▶ _Recorded information_

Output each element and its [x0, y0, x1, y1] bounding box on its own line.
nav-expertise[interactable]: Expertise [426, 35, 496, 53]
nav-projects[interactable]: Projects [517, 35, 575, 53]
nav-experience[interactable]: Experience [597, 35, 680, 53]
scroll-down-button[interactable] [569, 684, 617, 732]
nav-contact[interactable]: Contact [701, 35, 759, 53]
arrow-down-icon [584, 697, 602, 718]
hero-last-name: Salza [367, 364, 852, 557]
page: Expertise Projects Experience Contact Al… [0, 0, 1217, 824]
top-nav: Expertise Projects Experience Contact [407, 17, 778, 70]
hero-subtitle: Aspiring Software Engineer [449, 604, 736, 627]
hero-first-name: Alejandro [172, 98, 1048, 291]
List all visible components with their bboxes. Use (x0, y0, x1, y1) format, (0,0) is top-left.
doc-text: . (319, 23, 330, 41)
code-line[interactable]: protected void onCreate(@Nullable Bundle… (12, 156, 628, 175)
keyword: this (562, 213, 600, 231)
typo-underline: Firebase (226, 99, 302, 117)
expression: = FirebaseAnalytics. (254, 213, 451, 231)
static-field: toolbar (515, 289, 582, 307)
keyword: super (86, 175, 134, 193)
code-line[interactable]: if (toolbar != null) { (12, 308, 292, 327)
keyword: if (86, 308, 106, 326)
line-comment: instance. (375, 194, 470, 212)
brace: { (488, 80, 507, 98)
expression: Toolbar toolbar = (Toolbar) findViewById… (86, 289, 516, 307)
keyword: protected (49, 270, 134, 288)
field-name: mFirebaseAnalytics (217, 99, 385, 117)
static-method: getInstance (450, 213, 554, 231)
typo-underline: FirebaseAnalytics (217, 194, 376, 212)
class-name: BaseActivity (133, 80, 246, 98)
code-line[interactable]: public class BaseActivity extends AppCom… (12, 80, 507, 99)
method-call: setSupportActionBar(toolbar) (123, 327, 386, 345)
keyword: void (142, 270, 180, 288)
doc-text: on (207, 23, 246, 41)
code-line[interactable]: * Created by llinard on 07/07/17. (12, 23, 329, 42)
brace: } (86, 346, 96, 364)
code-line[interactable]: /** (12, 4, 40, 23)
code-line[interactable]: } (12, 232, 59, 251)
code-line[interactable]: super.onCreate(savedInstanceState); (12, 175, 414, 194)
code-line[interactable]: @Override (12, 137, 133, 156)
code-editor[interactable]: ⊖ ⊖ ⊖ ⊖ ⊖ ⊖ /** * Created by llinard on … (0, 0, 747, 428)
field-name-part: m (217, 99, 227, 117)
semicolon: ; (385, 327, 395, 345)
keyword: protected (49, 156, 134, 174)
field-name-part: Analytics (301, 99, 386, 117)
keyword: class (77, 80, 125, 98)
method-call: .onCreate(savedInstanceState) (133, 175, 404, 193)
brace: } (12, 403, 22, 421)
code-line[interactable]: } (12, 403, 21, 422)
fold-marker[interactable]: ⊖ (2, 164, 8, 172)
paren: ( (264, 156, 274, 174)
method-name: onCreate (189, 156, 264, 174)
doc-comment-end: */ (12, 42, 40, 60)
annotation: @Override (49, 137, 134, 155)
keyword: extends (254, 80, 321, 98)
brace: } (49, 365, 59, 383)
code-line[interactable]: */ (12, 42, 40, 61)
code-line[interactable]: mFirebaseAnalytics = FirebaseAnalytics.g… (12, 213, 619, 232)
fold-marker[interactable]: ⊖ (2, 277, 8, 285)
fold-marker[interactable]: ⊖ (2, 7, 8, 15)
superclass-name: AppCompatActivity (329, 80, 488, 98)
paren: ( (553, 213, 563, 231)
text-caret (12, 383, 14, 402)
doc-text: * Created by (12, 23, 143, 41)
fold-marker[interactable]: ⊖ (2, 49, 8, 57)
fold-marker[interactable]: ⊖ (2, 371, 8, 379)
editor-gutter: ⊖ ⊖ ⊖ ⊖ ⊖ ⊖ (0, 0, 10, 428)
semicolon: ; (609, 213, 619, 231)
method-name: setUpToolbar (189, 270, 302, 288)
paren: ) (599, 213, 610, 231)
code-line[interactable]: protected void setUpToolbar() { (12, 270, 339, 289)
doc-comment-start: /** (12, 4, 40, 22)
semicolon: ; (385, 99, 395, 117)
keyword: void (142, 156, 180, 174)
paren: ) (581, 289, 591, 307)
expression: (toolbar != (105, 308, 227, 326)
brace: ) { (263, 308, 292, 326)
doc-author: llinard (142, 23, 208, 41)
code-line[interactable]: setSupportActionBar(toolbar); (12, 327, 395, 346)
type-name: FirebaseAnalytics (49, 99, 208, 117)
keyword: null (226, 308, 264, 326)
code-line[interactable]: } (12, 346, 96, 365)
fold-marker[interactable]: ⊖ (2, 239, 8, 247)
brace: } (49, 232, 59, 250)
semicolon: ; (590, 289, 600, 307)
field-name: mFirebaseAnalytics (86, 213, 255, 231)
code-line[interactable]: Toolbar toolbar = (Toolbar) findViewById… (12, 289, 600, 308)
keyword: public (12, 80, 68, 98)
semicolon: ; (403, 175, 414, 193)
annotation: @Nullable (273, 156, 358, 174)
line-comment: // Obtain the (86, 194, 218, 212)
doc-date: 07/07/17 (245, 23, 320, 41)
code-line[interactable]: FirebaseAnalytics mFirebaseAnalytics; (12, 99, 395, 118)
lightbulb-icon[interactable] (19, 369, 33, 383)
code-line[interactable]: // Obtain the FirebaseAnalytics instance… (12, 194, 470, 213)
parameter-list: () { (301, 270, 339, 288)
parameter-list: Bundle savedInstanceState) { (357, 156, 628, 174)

▶ _Task prompt_
Reproduce every one of the records above line for line, without altering anything.

▶ _Complete answer_
Output each element and its [x0, y0, x1, y1] bounding box on its own line.
nav-expertise[interactable]: Expertise [426, 35, 496, 53]
nav-projects[interactable]: Projects [517, 35, 575, 53]
nav-experience[interactable]: Experience [597, 35, 680, 53]
scroll-down-button[interactable] [569, 684, 617, 732]
nav-contact[interactable]: Contact [701, 35, 759, 53]
arrow-down-icon [584, 697, 602, 718]
hero-last-name: Salza [367, 364, 852, 557]
page: Expertise Projects Experience Contact Al… [0, 0, 1217, 824]
top-nav: Expertise Projects Experience Contact [407, 17, 778, 70]
hero-subtitle: Aspiring Software Engineer [449, 604, 736, 627]
hero-first-name: Alejandro [172, 98, 1048, 291]
List all visible components with their bboxes. Use (x0, y0, x1, y1) format, (0,0) is top-left.
doc-text: . (319, 23, 330, 41)
code-line[interactable]: protected void onCreate(@Nullable Bundle… (12, 156, 628, 175)
keyword: this (562, 213, 600, 231)
typo-underline: Firebase (226, 99, 302, 117)
expression: = FirebaseAnalytics. (254, 213, 451, 231)
static-field: toolbar (515, 289, 582, 307)
keyword: super (86, 175, 134, 193)
code-line[interactable]: if (toolbar != null) { (12, 308, 292, 327)
keyword: if (86, 308, 106, 326)
line-comment: instance. (375, 194, 470, 212)
brace: { (488, 80, 507, 98)
expression: Toolbar toolbar = (Toolbar) findViewById… (86, 289, 516, 307)
keyword: protected (49, 270, 134, 288)
field-name: mFirebaseAnalytics (217, 99, 385, 117)
static-method: getInstance (450, 213, 554, 231)
typo-underline: FirebaseAnalytics (217, 194, 376, 212)
class-name: BaseActivity (133, 80, 246, 98)
code-line[interactable]: public class BaseActivity extends AppCom… (12, 80, 507, 99)
method-call: setSupportActionBar(toolbar) (123, 327, 386, 345)
keyword: void (142, 270, 180, 288)
doc-text: on (207, 23, 246, 41)
code-line[interactable]: * Created by llinard on 07/07/17. (12, 23, 329, 42)
brace: } (86, 346, 96, 364)
code-line[interactable]: /** (12, 4, 40, 23)
code-line[interactable]: } (12, 232, 59, 251)
code-line[interactable]: super.onCreate(savedInstanceState); (12, 175, 414, 194)
code-line[interactable]: @Override (12, 137, 133, 156)
code-editor[interactable]: ⊖ ⊖ ⊖ ⊖ ⊖ ⊖ /** * Created by llinard on … (0, 0, 747, 428)
field-name-part: m (217, 99, 227, 117)
semicolon: ; (385, 327, 395, 345)
keyword: protected (49, 156, 134, 174)
field-name-part: Analytics (301, 99, 386, 117)
keyword: class (77, 80, 125, 98)
method-call: .onCreate(savedInstanceState) (133, 175, 404, 193)
brace: } (12, 403, 22, 421)
code-line[interactable]: } (12, 403, 21, 422)
fold-marker[interactable]: ⊖ (2, 164, 8, 172)
paren: ( (264, 156, 274, 174)
method-name: onCreate (189, 156, 264, 174)
doc-comment-end: */ (12, 42, 40, 60)
annotation: @Override (49, 137, 134, 155)
keyword: extends (254, 80, 321, 98)
brace: } (49, 365, 59, 383)
code-line[interactable]: */ (12, 42, 40, 61)
code-line[interactable]: mFirebaseAnalytics = FirebaseAnalytics.g… (12, 213, 619, 232)
fold-marker[interactable]: ⊖ (2, 277, 8, 285)
fold-marker[interactable]: ⊖ (2, 7, 8, 15)
superclass-name: AppCompatActivity (329, 80, 488, 98)
paren: ( (553, 213, 563, 231)
text-caret (12, 383, 14, 402)
doc-text: * Created by (12, 23, 143, 41)
fold-marker[interactable]: ⊖ (2, 49, 8, 57)
fold-marker[interactable]: ⊖ (2, 371, 8, 379)
editor-gutter: ⊖ ⊖ ⊖ ⊖ ⊖ ⊖ (0, 0, 10, 428)
semicolon: ; (609, 213, 619, 231)
method-name: setUpToolbar (189, 270, 302, 288)
paren: ) (599, 213, 610, 231)
code-line[interactable]: protected void setUpToolbar() { (12, 270, 339, 289)
doc-comment-start: /** (12, 4, 40, 22)
semicolon: ; (385, 99, 395, 117)
keyword: void (142, 156, 180, 174)
paren: ) (581, 289, 591, 307)
expression: (toolbar != (105, 308, 227, 326)
brace: ) { (263, 308, 292, 326)
doc-author: llinard (142, 23, 208, 41)
code-line[interactable]: setSupportActionBar(toolbar); (12, 327, 395, 346)
type-name: FirebaseAnalytics (49, 99, 208, 117)
keyword: null (226, 308, 264, 326)
code-line[interactable]: } (12, 346, 96, 365)
fold-marker[interactable]: ⊖ (2, 239, 8, 247)
brace: } (49, 232, 59, 250)
semicolon: ; (590, 289, 600, 307)
field-name: mFirebaseAnalytics (86, 213, 255, 231)
code-line[interactable]: Toolbar toolbar = (Toolbar) findViewById… (12, 289, 600, 308)
keyword: public (12, 80, 68, 98)
semicolon: ; (403, 175, 414, 193)
annotation: @Nullable (273, 156, 358, 174)
line-comment: // Obtain the (86, 194, 218, 212)
doc-date: 07/07/17 (245, 23, 320, 41)
code-line[interactable]: FirebaseAnalytics mFirebaseAnalytics; (12, 99, 395, 118)
lightbulb-icon[interactable] (19, 369, 33, 383)
code-line[interactable]: // Obtain the FirebaseAnalytics instance… (12, 194, 470, 213)
parameter-list: () { (301, 270, 339, 288)
parameter-list: Bundle savedInstanceState) { (357, 156, 628, 174)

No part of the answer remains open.